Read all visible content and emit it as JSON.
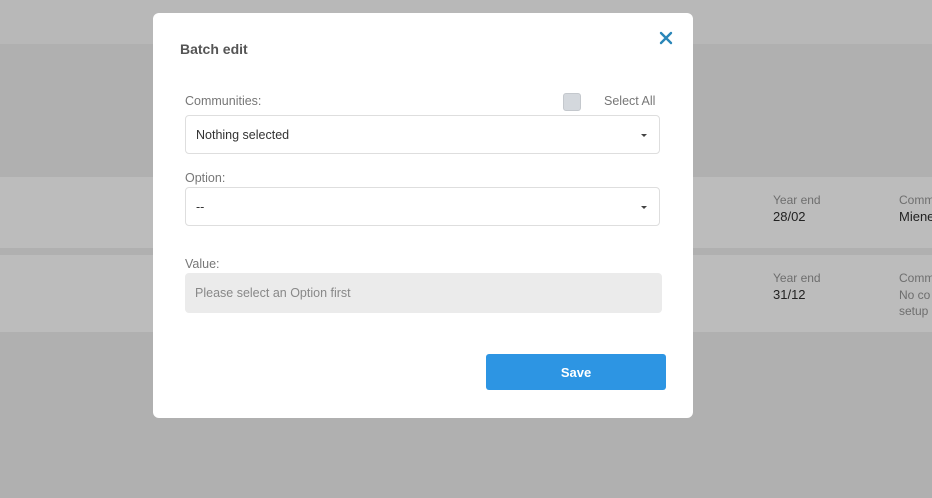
{
  "background": {
    "rows": [
      {
        "year_end_label": "Year end",
        "year_end_value": "28/02",
        "comm_label": "Comm",
        "comm_value": "Miene"
      },
      {
        "year_end_label": "Year end",
        "year_end_value": "31/12",
        "comm_label": "Comm",
        "comm_value_line1": "No co",
        "comm_value_line2": "setup"
      }
    ]
  },
  "modal": {
    "title": "Batch edit",
    "close_icon": "close-x-icon",
    "communities": {
      "label": "Communities:",
      "select_all_label": "Select All",
      "selected_text": "Nothing selected"
    },
    "option": {
      "label": "Option:",
      "selected_text": "--"
    },
    "value": {
      "label": "Value:",
      "placeholder": "Please select an Option first"
    },
    "save_label": "Save"
  },
  "colors": {
    "accent": "#2d95e3",
    "close_icon": "#2a86b8",
    "overlay": "#b0b0b0"
  }
}
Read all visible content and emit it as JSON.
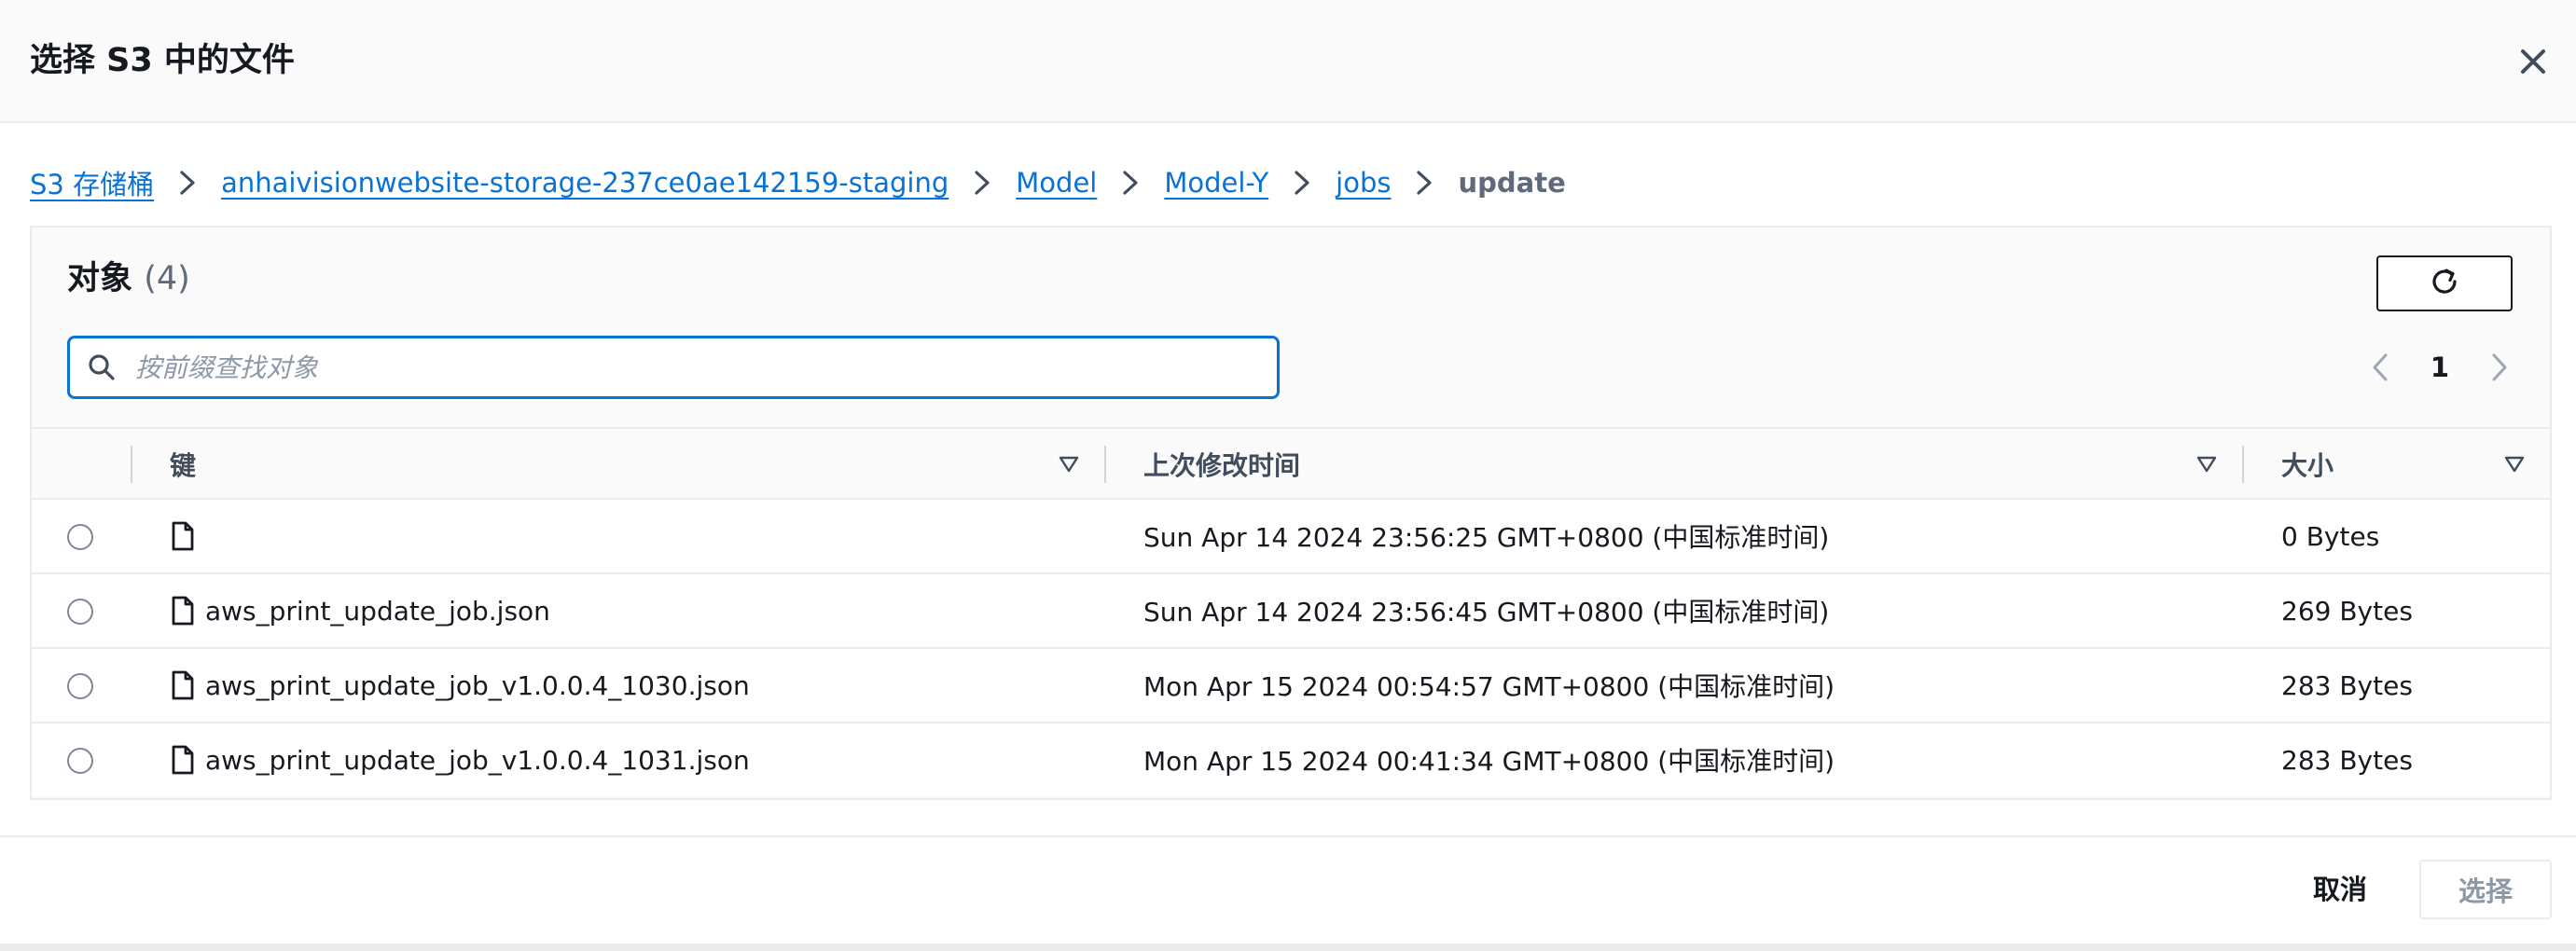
{
  "modal": {
    "title": "选择 S3 中的文件",
    "close_icon": "close-icon"
  },
  "breadcrumb": {
    "items": [
      "S3 存储桶",
      "anhaivisionwebsite-storage-237ce0ae142159-staging",
      "Model",
      "Model-Y",
      "jobs"
    ],
    "current": "update",
    "separator_icon": "chevron-right-icon"
  },
  "objects_panel": {
    "title": "对象",
    "count": "(4)",
    "refresh_icon": "refresh-icon",
    "search": {
      "placeholder": "按前缀查找对象",
      "value": "",
      "icon": "search-icon"
    },
    "pagination": {
      "current_page": "1",
      "prev_icon": "chevron-left-icon",
      "next_icon": "chevron-right-icon"
    },
    "table": {
      "columns": [
        "键",
        "上次修改时间",
        "大小"
      ],
      "sort_icon": "sort-caret-down-icon",
      "rows": [
        {
          "key": "",
          "modified": "Sun Apr 14 2024 23:56:25 GMT+0800 (中国标准时间)",
          "size": "0 Bytes"
        },
        {
          "key": "aws_print_update_job.json",
          "modified": "Sun Apr 14 2024 23:56:45 GMT+0800 (中国标准时间)",
          "size": "269 Bytes"
        },
        {
          "key": "aws_print_update_job_v1.0.0.4_1030.json",
          "modified": "Mon Apr 15 2024 00:54:57 GMT+0800 (中国标准时间)",
          "size": "283 Bytes"
        },
        {
          "key": "aws_print_update_job_v1.0.0.4_1031.json",
          "modified": "Mon Apr 15 2024 00:41:34 GMT+0800 (中国标准时间)",
          "size": "283 Bytes"
        }
      ]
    }
  },
  "footer": {
    "cancel_label": "取消",
    "select_label": "选择"
  },
  "colors": {
    "link": "#0972d3",
    "text": "#16191f",
    "muted": "#5f6b7a",
    "border": "#e9ebed",
    "disabled": "#8d99a8"
  }
}
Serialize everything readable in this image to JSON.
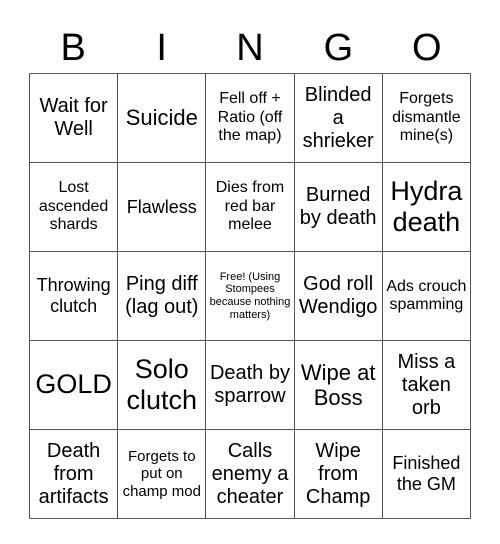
{
  "header": [
    "B",
    "I",
    "N",
    "G",
    "O"
  ],
  "rows": [
    [
      "Wait for Well",
      "Suicide",
      "Fell off + Ratio (off the map)",
      "Blinded a shrieker",
      "Forgets dismantle mine(s)"
    ],
    [
      "Lost ascended shards",
      "Flawless",
      "Dies from red bar melee",
      "Burned by death",
      "Hydra death"
    ],
    [
      "Throwing clutch",
      "Ping diff (lag out)",
      "Free! (Using Stompees because nothing matters)",
      "God roll Wendigo",
      "Ads crouch spamming"
    ],
    [
      "GOLD",
      "Solo clutch",
      "Death by sparrow",
      "Wipe at Boss",
      "Miss a taken orb"
    ],
    [
      "Death from artifacts",
      "Forgets to put on champ mod",
      "Calls enemy a cheater",
      "Wipe from Champ",
      "Finished the GM"
    ]
  ]
}
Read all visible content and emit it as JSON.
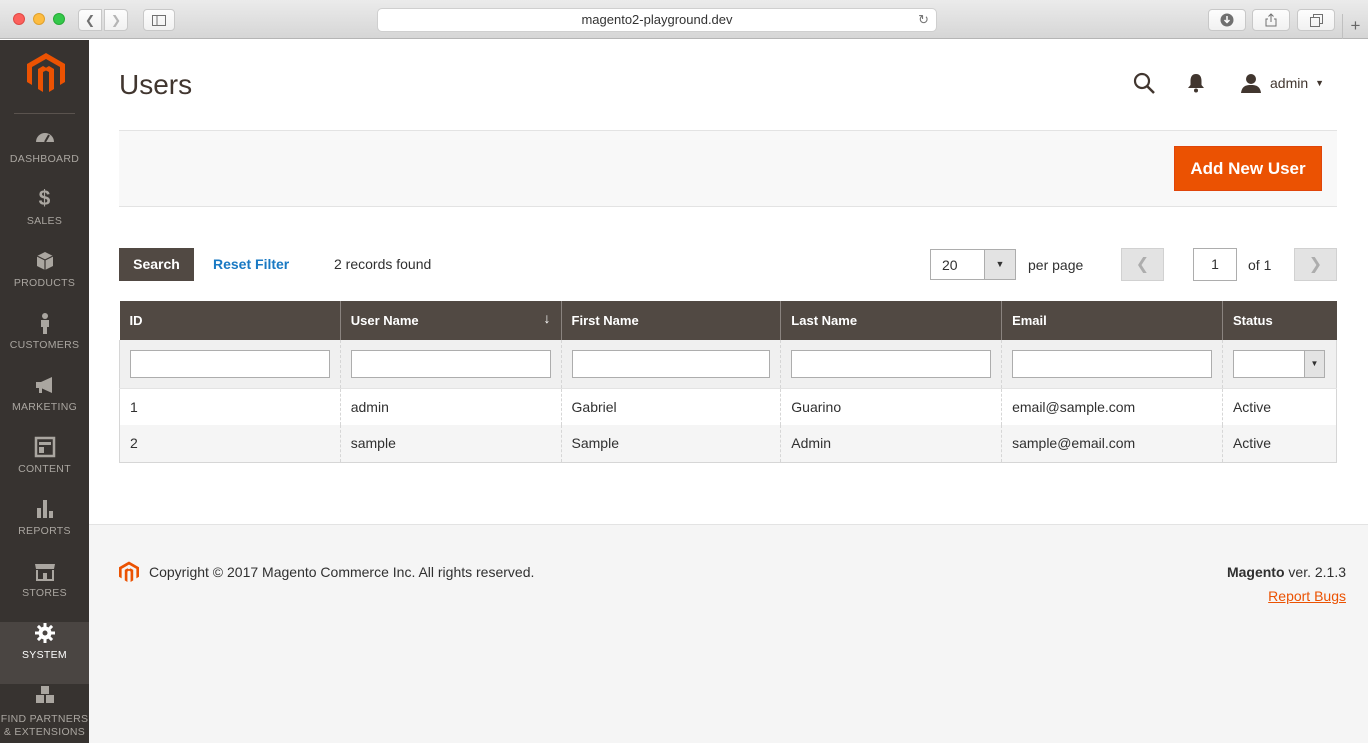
{
  "browser": {
    "url": "magento2-playground.dev"
  },
  "sidebar": {
    "items": [
      {
        "label": "DASHBOARD",
        "icon": "speedometer-icon"
      },
      {
        "label": "SALES",
        "icon": "dollar-icon"
      },
      {
        "label": "PRODUCTS",
        "icon": "cube-icon"
      },
      {
        "label": "CUSTOMERS",
        "icon": "person-icon"
      },
      {
        "label": "MARKETING",
        "icon": "megaphone-icon"
      },
      {
        "label": "CONTENT",
        "icon": "layout-icon"
      },
      {
        "label": "REPORTS",
        "icon": "bar-chart-icon"
      },
      {
        "label": "STORES",
        "icon": "storefront-icon"
      },
      {
        "label": "SYSTEM",
        "icon": "gear-icon"
      },
      {
        "label_line1": "FIND PARTNERS",
        "label_line2": "& EXTENSIONS",
        "icon": "blocks-icon"
      }
    ],
    "active": "SYSTEM"
  },
  "header": {
    "title": "Users",
    "user": "admin"
  },
  "actions": {
    "add_new": "Add New User"
  },
  "toolbar": {
    "search": "Search",
    "reset": "Reset Filter",
    "records": "2 records found",
    "per_page_value": "20",
    "per_page_label": "per page",
    "page": "1",
    "of_pages": "of 1"
  },
  "table": {
    "columns": [
      "ID",
      "User Name",
      "First Name",
      "Last Name",
      "Email",
      "Status"
    ],
    "rows": [
      [
        "1",
        "admin",
        "Gabriel",
        "Guarino",
        "email@sample.com",
        "Active"
      ],
      [
        "2",
        "sample",
        "Sample",
        "Admin",
        "sample@email.com",
        "Active"
      ]
    ]
  },
  "footer": {
    "copyright": "Copyright © 2017 Magento Commerce Inc. All rights reserved.",
    "brand": "Magento",
    "version": " ver. 2.1.3",
    "report_bugs": "Report Bugs"
  },
  "colors": {
    "accent": "#eb5202",
    "sidebar": "#373330",
    "header_bg": "#514943",
    "link": "#1979c3"
  }
}
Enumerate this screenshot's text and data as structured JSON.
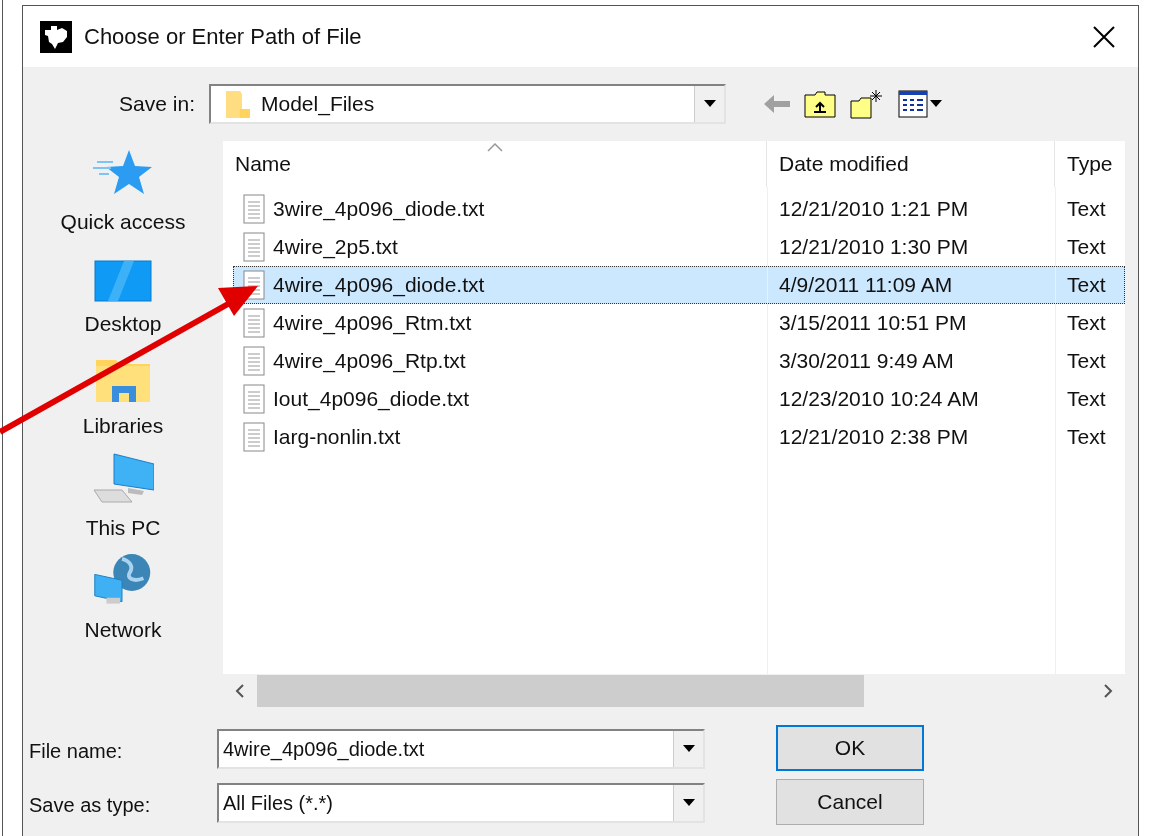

+++

Skip the pictures and print each record exactly as it stands.

Read all visible content and emit it as JSON.
{
  "background": {
    "rows": [
      {
        "year_end_label": "Year end",
        "year_end_value": "28/02",
        "comm_label": "Comm",
        "comm_value": "Miene"
      },
      {
        "year_end_label": "Year end",
        "year_end_value": "31/12",
        "comm_label": "Comm",
        "comm_value_line1": "No co",
        "comm_value_line2": "setup"
      }
    ]
  },
  "modal": {
    "title": "Batch edit",
    "close_icon": "close-x-icon",
    "communities": {
      "label": "Communities:",
      "select_all_label": "Select All",
      "selected_text": "Nothing selected"
    },
    "option": {
      "label": "Option:",
      "selected_text": "--"
    },
    "value": {
      "label": "Value:",
      "placeholder": "Please select an Option first"
    },
    "save_label": "Save"
  },
  "colors": {
    "accent": "#2d95e3",
    "close_icon": "#2a86b8",
    "overlay": "#b0b0b0"
  }
}
Read all visible content and emit it as JSON.
{
  "modal": {
    "title": "选择 S3 中的文件",
    "close_icon": "close-icon"
  },
  "breadcrumb": {
    "items": [
      "S3 存储桶",
      "anhaivisionwebsite-storage-237ce0ae142159-staging",
      "Model",
      "Model-Y",
      "jobs"
    ],
    "current": "update",
    "separator_icon": "chevron-right-icon"
  },
  "objects_panel": {
    "title": "对象",
    "count": "(4)",
    "refresh_icon": "refresh-icon",
    "search": {
      "placeholder": "按前缀查找对象",
      "value": "",
      "icon": "search-icon"
    },
    "pagination": {
      "current_page": "1",
      "prev_icon": "chevron-left-icon",
      "next_icon": "chevron-right-icon"
    },
    "table": {
      "columns": [
        "键",
        "上次修改时间",
        "大小"
      ],
      "sort_icon": "sort-caret-down-icon",
      "rows": [
        {
          "key": "",
          "modified": "Sun Apr 14 2024 23:56:25 GMT+0800 (中国标准时间)",
          "size": "0 Bytes"
        },
        {
          "key": "aws_print_update_job.json",
          "modified": "Sun Apr 14 2024 23:56:45 GMT+0800 (中国标准时间)",
          "size": "269 Bytes"
        },
        {
          "key": "aws_print_update_job_v1.0.0.4_1030.json",
          "modified": "Mon Apr 15 2024 00:54:57 GMT+0800 (中国标准时间)",
          "size": "283 Bytes"
        },
        {
          "key": "aws_print_update_job_v1.0.0.4_1031.json",
          "modified": "Mon Apr 15 2024 00:41:34 GMT+0800 (中国标准时间)",
          "size": "283 Bytes"
        }
      ]
    }
  },
  "footer": {
    "cancel_label": "取消",
    "select_label": "选择"
  },
  "colors": {
    "link": "#0972d3",
    "text": "#16191f",
    "muted": "#5f6b7a",
    "border": "#e9ebed",
    "disabled": "#8d99a8"
  }
}
Serialize everything readable in this image to JSON.
{
  "header": [
    "B",
    "I",
    "N",
    "G",
    "O"
  ],
  "rows": [
    [
      "Wait for Well",
      "Suicide",
      "Fell off + Ratio (off the map)",
      "Blinded a shrieker",
      "Forgets dismantle mine(s)"
    ],
    [
      "Lost ascended shards",
      "Flawless",
      "Dies from red bar melee",
      "Burned by death",
      "Hydra death"
    ],
    [
      "Throwing clutch",
      "Ping diff (lag out)",
      "Free! (Using Stompees because nothing matters)",
      "God roll Wendigo",
      "Ads crouch spamming"
    ],
    [
      "GOLD",
      "Solo clutch",
      "Death by sparrow",
      "Wipe at Boss",
      "Miss a taken orb"
    ],
    [
      "Death from artifacts",
      "Forgets to put on champ mod",
      "Calls enemy a cheater",
      "Wipe from Champ",
      "Finished the GM"
    ]
  ]
}
Read all visible content and emit it as JSON.
{
  "browser": {
    "url": "magento2-playground.dev"
  },
  "sidebar": {
    "items": [
      {
        "label": "DASHBOARD",
        "icon": "speedometer-icon"
      },
      {
        "label": "SALES",
        "icon": "dollar-icon"
      },
      {
        "label": "PRODUCTS",
        "icon": "cube-icon"
      },
      {
        "label": "CUSTOMERS",
        "icon": "person-icon"
      },
      {
        "label": "MARKETING",
        "icon": "megaphone-icon"
      },
      {
        "label": "CONTENT",
        "icon": "layout-icon"
      },
      {
        "label": "REPORTS",
        "icon": "bar-chart-icon"
      },
      {
        "label": "STORES",
        "icon": "storefront-icon"
      },
      {
        "label": "SYSTEM",
        "icon": "gear-icon"
      },
      {
        "label_line1": "FIND PARTNERS",
        "label_line2": "& EXTENSIONS",
        "icon": "blocks-icon"
      }
    ],
    "active": "SYSTEM"
  },
  "header": {
    "title": "Users",
    "user": "admin"
  },
  "actions": {
    "add_new": "Add New User"
  },
  "toolbar": {
    "search": "Search",
    "reset": "Reset Filter",
    "records": "2 records found",
    "per_page_value": "20",
    "per_page_label": "per page",
    "page": "1",
    "of_pages": "of 1"
  },
  "table": {
    "columns": [
      "ID",
      "User Name",
      "First Name",
      "Last Name",
      "Email",
      "Status"
    ],
    "rows": [
      [
        "1",
        "admin",
        "Gabriel",
        "Guarino",
        "email@sample.com",
        "Active"
      ],
      [
        "2",
        "sample",
        "Sample",
        "Admin",
        "sample@email.com",
        "Active"
      ]
    ]
  },
  "footer": {
    "copyright": "Copyright © 2017 Magento Commerce Inc. All rights reserved.",
    "brand": "Magento",
    "version": " ver. 2.1.3",
    "report_bugs": "Report Bugs"
  },
  "colors": {
    "accent": "#eb5202",
    "sidebar": "#373330",
    "header_bg": "#514943",
    "link": "#1979c3"
  }
}
Enumerate this screenshot's text and data as structured JSON.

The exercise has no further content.